[Extracted data entries]
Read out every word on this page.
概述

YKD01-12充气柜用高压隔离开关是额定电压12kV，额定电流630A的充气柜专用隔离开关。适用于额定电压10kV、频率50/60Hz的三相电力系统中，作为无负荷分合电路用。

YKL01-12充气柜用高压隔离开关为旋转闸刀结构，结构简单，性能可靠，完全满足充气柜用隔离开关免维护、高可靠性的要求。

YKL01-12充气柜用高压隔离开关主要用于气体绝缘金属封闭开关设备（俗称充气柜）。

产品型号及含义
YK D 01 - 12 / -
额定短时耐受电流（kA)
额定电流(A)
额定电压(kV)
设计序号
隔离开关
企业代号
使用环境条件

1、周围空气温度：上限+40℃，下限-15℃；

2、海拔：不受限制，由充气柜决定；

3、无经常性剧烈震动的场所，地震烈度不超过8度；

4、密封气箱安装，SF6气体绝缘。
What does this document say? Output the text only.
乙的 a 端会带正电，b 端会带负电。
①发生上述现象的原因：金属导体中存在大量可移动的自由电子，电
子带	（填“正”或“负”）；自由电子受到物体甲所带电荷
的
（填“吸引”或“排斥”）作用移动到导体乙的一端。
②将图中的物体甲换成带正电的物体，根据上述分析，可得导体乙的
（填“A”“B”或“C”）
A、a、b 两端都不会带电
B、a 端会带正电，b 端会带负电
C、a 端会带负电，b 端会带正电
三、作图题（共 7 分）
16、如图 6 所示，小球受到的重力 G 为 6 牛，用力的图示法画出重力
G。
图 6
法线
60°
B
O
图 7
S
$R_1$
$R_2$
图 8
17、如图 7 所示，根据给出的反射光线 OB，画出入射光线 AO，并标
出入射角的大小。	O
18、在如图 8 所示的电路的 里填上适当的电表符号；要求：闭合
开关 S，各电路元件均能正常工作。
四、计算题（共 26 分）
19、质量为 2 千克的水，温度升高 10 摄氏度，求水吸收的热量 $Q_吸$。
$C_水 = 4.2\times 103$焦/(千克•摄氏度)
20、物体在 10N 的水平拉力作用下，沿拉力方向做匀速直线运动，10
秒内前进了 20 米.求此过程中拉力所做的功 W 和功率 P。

■ **DIRECTIVE**: Each line above must be printed exactly as it appears.

■ **TASK SOLUTION**:
Read out every word on this page.
概述

YKD01-12充气柜用高压隔离开关是额定电压12kV，额定电流630A的充气柜专用隔离开关。适用于额定电压10kV、频率50/60Hz的三相电力系统中，作为无负荷分合电路用。

YKL01-12充气柜用高压隔离开关为旋转闸刀结构，结构简单，性能可靠，完全满足充气柜用隔离开关免维护、高可靠性的要求。

YKL01-12充气柜用高压隔离开关主要用于气体绝缘金属封闭开关设备（俗称充气柜）。

产品型号及含义
YK D 01 - 12 / -
额定短时耐受电流（kA)
额定电流(A)
额定电压(kV)
设计序号
隔离开关
企业代号
使用环境条件

1、周围空气温度：上限+40℃，下限-15℃；

2、海拔：不受限制，由充气柜决定；

3、无经常性剧烈震动的场所，地震烈度不超过8度；

4、密封气箱安装，SF6气体绝缘。
What does this document say? Output the text only.
乙的 a 端会带正电，b 端会带负电。
①发生上述现象的原因：金属导体中存在大量可移动的自由电子，电
子带	（填“正”或“负”）；自由电子受到物体甲所带电荷
的
（填“吸引”或“排斥”）作用移动到导体乙的一端。
②将图中的物体甲换成带正电的物体，根据上述分析，可得导体乙的
（填“A”“B”或“C”）
A、a、b 两端都不会带电
B、a 端会带正电，b 端会带负电
C、a 端会带负电，b 端会带正电
三、作图题（共 7 分）
16、如图 6 所示，小球受到的重力 G 为 6 牛，用力的图示法画出重力
G。
图 6
法线
60°
B
O
图 7
S
$R_1$
$R_2$
图 8
17、如图 7 所示，根据给出的反射光线 OB，画出入射光线 AO，并标
出入射角的大小。	O
18、在如图 8 所示的电路的 里填上适当的电表符号；要求：闭合
开关 S，各电路元件均能正常工作。
四、计算题（共 26 分）
19、质量为 2 千克的水，温度升高 10 摄氏度，求水吸收的热量 $Q_吸$。
$C_水 = 4.2\times 103$焦/(千克•摄氏度)
20、物体在 10N 的水平拉力作用下，沿拉力方向做匀速直线运动，10
秒内前进了 20 米.求此过程中拉力所做的功 W 和功率 P。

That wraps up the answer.